— Excerto a ler —
========

O simples facto de os requisitos em causa terem sido impostos no contexto de uma licença ambiental destinada a proteger os arredores da estação de serviço de GPL em Purmerend não pode, em meu entender, alterar a substância daquilo que os requisitos exigem. Estes são unicamente aplicáveis ao transporte rodoviário para a estação de serviço de GPL e à descarga de GPL efetuada por veículos‑cisterna e têm manifestamente por objetivo evitar acidentes ou limitar as consequências dos mesmos, durante o transporte, incluindo durante a descarga da mercadoria. Esta operação está claramente abrangida pelo âmbito de aplicação da Diretiva 2008/68 e a identificação ou introdução de restrições não é suscetível, em meu entender, de alterar a sua natureza.

51.

O órgão jurisdicional de reenvio perguntou especificamente se o Acordo de Segurança, que o Governo neerlandês celebrou com os participantes no mercado da indústria de GPL, influencia a resposta à primeira questão, alínea a).

52.

========

— O que fazer —
(a) Responda com base no excerto:
(i) Onde fica a estação de serviço de GPL referida?
(ii) Que diretiva abrange a operação descrita?
(iii) Quem celebrou o Acordo de Segurança com os participantes no mercado da indústria de GPL?
(b) Reproduza, sem qualquer alteração, a parte do excerto que abre com as palavras "O simples facto" e fecha com "a sua natureza.".

— Linhas de um conjunto de dados de layout —
========

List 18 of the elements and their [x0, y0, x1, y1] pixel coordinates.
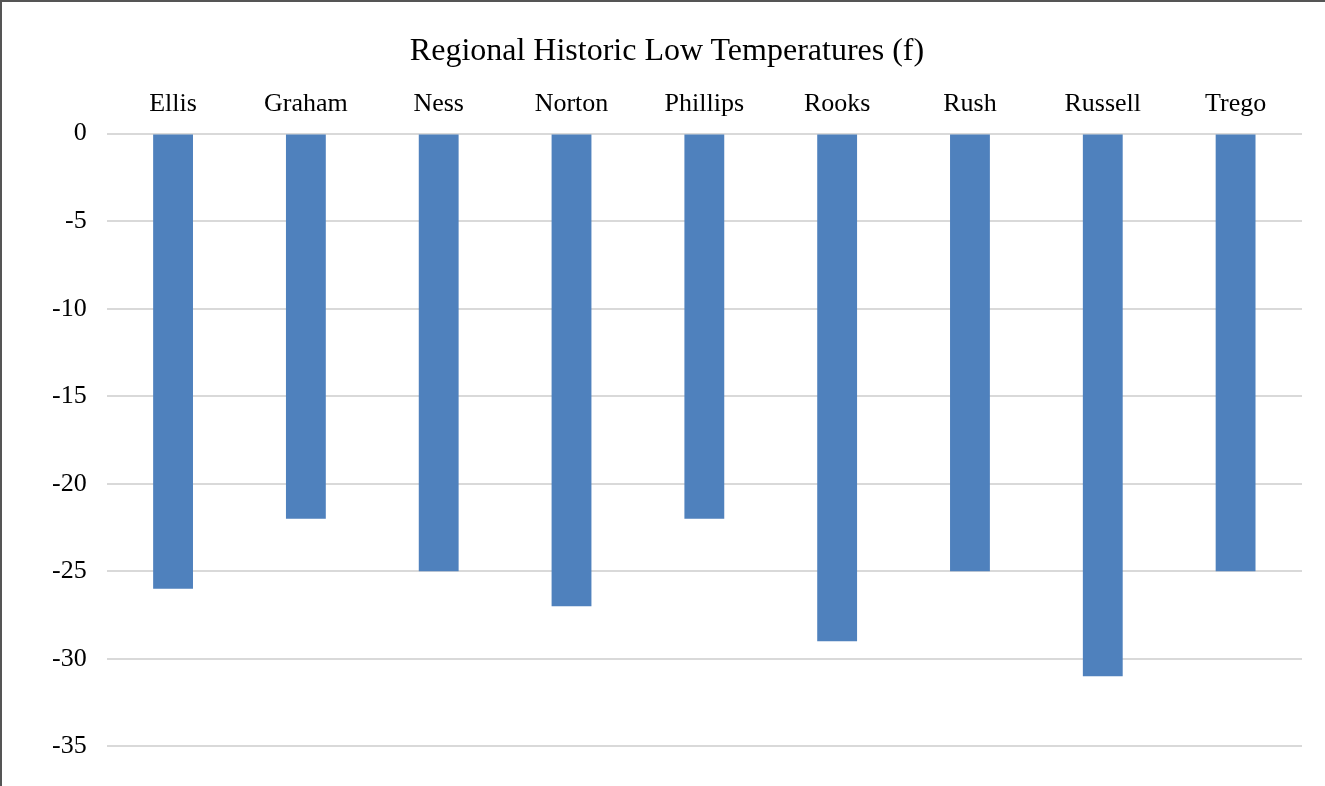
x-tick-label: Rush — [943, 87, 997, 117]
x-tick-label: Ness — [413, 87, 464, 117]
y-tick-label: -30 — [51, 642, 87, 672]
x-tick-label: Graham — [264, 87, 348, 117]
x-tick-label: Phillips — [664, 87, 745, 117]
x-tick-label: Russell — [1064, 87, 1142, 117]
y-tick-label: -35 — [51, 730, 87, 760]
x-tick-label: Trego — [1205, 87, 1267, 117]
chart-title: Regional Historic Low Temperatures (f) — [409, 30, 925, 67]
y-tick-label: -5 — [64, 204, 87, 234]
y-tick-label: 0 — [73, 117, 87, 147]
x-tick-label: Rooks — [803, 87, 871, 117]
y-tick-label: -15 — [51, 380, 87, 410]
x-tick-label: Ellis — [149, 87, 197, 117]
x-tick-label: Norton — [534, 87, 609, 117]
y-tick-label: -25 — [51, 555, 87, 585]
y-tick-label: -10 — [51, 292, 87, 322]
y-tick-label: -20 — [51, 467, 87, 497]
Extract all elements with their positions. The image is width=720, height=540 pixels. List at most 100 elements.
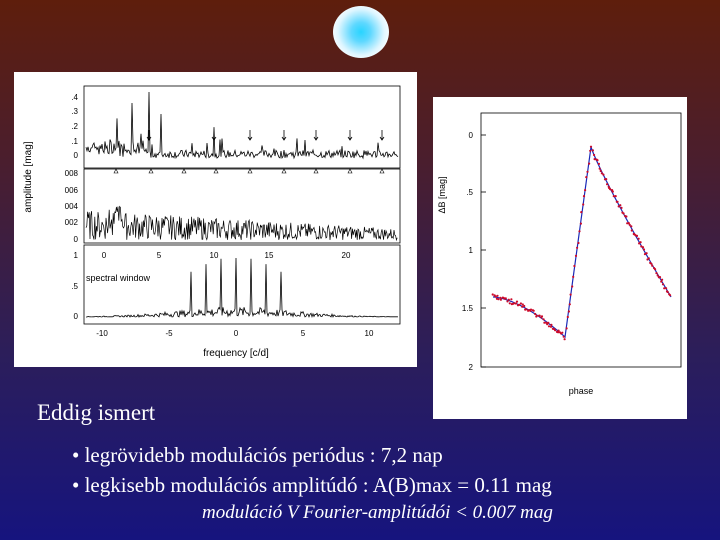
upper-x-tick: 0 xyxy=(102,251,107,260)
residual-spectrum-trace xyxy=(85,205,398,242)
photometric-point xyxy=(499,298,502,301)
window-triangle-marker xyxy=(213,168,219,174)
spectrum-frame xyxy=(83,244,401,325)
photometric-point xyxy=(565,327,568,330)
lower-x-tick: -5 xyxy=(165,329,173,338)
photometric-point xyxy=(557,329,560,332)
panel-bottom-y-tick: .5 xyxy=(71,282,78,291)
delta-b-axis-label: ΔB [mag] xyxy=(437,176,447,213)
photometric-point xyxy=(589,149,592,152)
photometric-point xyxy=(515,300,519,303)
amplitude-spectrum-trace xyxy=(85,91,399,160)
fourier-amplitude-note: moduláció V Fourier-amplitúdói < 0.007 m… xyxy=(202,502,553,523)
photometric-point xyxy=(612,195,615,198)
photometric-point xyxy=(523,304,526,308)
window-triangle-marker xyxy=(347,168,353,174)
photometric-point xyxy=(496,294,499,297)
photometric-point xyxy=(655,272,658,275)
photometric-point xyxy=(540,315,544,318)
slide-heading: Eddig ismert xyxy=(37,400,156,425)
photometric-point xyxy=(606,183,609,186)
photometric-point xyxy=(499,296,502,299)
panel-top-y-tick: .1 xyxy=(71,137,78,146)
window-triangle-marker xyxy=(247,168,253,174)
spectrum-frame xyxy=(83,168,401,244)
photometric-point xyxy=(616,200,619,203)
photometric-point xyxy=(645,252,648,255)
photometric-point xyxy=(574,254,578,257)
photometric-point xyxy=(641,246,645,249)
photometric-point xyxy=(638,242,641,245)
photometric-point xyxy=(532,309,535,312)
upper-x-tick: 5 xyxy=(157,251,162,260)
panel-bottom-y-tick: 0 xyxy=(74,312,79,321)
photometric-point xyxy=(568,303,571,306)
photometric-point xyxy=(518,303,521,306)
photometric-point xyxy=(660,280,663,283)
photometric-point xyxy=(521,303,524,306)
photometric-point xyxy=(656,274,659,277)
photometric-point xyxy=(577,241,580,245)
spectrum-frame xyxy=(83,85,401,169)
peak-arrow-marker xyxy=(281,130,287,141)
spectral-window-trace xyxy=(86,257,399,319)
photometric-point xyxy=(643,253,647,256)
light-curve-figure: ΔB [mag] phase 0 .5 1 1.5 2 xyxy=(433,97,687,419)
photometric-point xyxy=(647,257,650,260)
photometric-point xyxy=(598,167,601,170)
window-triangle-marker xyxy=(313,168,319,174)
photometric-point xyxy=(497,298,500,301)
light-curve-frame xyxy=(480,112,682,368)
photometric-point xyxy=(589,145,593,148)
photometric-point xyxy=(630,229,633,232)
panel-mid-y-tick: 004 xyxy=(65,202,79,211)
lower-x-tick: 0 xyxy=(234,329,239,338)
photometric-point xyxy=(514,302,517,305)
photometric-point xyxy=(491,293,494,296)
upper-x-tick: 10 xyxy=(210,251,219,260)
photometric-point xyxy=(651,264,654,267)
photometric-point xyxy=(666,290,669,294)
photometric-point xyxy=(506,300,509,303)
photometric-point xyxy=(550,323,553,326)
photometric-point xyxy=(611,190,614,193)
panel-top-y-tick: 0 xyxy=(74,151,79,160)
blue-glow-logo-icon xyxy=(333,6,389,58)
amplitude-axis-label: amplitude [mag] xyxy=(23,141,34,212)
panel-mid-y-tick: 002 xyxy=(65,218,79,227)
photometric-point xyxy=(521,305,524,308)
photometric-point xyxy=(580,211,583,214)
photometric-point xyxy=(571,285,574,288)
photometric-point xyxy=(494,295,497,298)
photometric-point xyxy=(554,329,557,332)
photometric-point xyxy=(579,222,582,225)
panel-top-y-tick: .2 xyxy=(71,122,78,131)
peak-arrow-marker xyxy=(247,130,253,141)
photometric-point xyxy=(578,230,581,233)
photometric-point xyxy=(510,298,513,301)
photometric-point xyxy=(619,204,622,207)
photometric-point xyxy=(513,302,516,305)
photometric-point xyxy=(529,308,533,311)
panel-top-y-tick: .4 xyxy=(71,93,78,102)
photometric-point xyxy=(588,162,591,165)
peak-arrow-marker xyxy=(347,130,353,141)
photometric-point xyxy=(549,325,553,328)
photometric-point xyxy=(584,189,587,192)
delta-b-y-tick: 1.5 xyxy=(462,304,474,313)
photometric-point xyxy=(617,205,620,208)
photometric-point xyxy=(525,308,528,311)
delta-b-y-tick: .5 xyxy=(466,188,473,197)
photometric-point xyxy=(562,335,565,338)
bullet-shortest-period: • legrövidebb modulációs periódus : 7,2 … xyxy=(72,443,443,467)
photometric-point xyxy=(626,222,629,225)
lower-x-tick: 10 xyxy=(365,329,374,338)
photometric-point xyxy=(669,294,672,297)
photometric-point xyxy=(582,203,585,206)
photometric-point xyxy=(605,178,608,181)
photometric-point xyxy=(602,173,605,176)
spectral-window-label: spectral window xyxy=(86,273,151,283)
photometric-point xyxy=(542,318,545,321)
peak-arrow-marker xyxy=(313,130,319,141)
photometric-point xyxy=(599,169,602,173)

========

— Respostas completas —
(a)
(i) Em Purmerend.
(ii) A Diretiva 2008/68.
(iii) O Governo neerlandês.

(b)
O simples facto de os requisitos em causa terem sido impostos no contexto de uma licença ambiental destinada a proteger os arredores da estação de serviço de GPL em Purmerend não pode, em meu entender, alterar a substância daquilo que os requisitos exigem. Estes são unicamente aplicáveis ao transporte rodoviário para a estação de serviço de GPL e à descarga de GPL efetuada por veículos‑cisterna e têm manifestamente por objetivo evitar acidentes ou limitar as consequências dos mesmos, durante o transporte, incluindo durante a descarga da mercadoria. Esta operação está claramente abrangida pelo âmbito de aplicação da Diretiva 2008/68 e a identificação ou introdução de restrições não é suscetível, em meu entender, de alterar a sua natureza.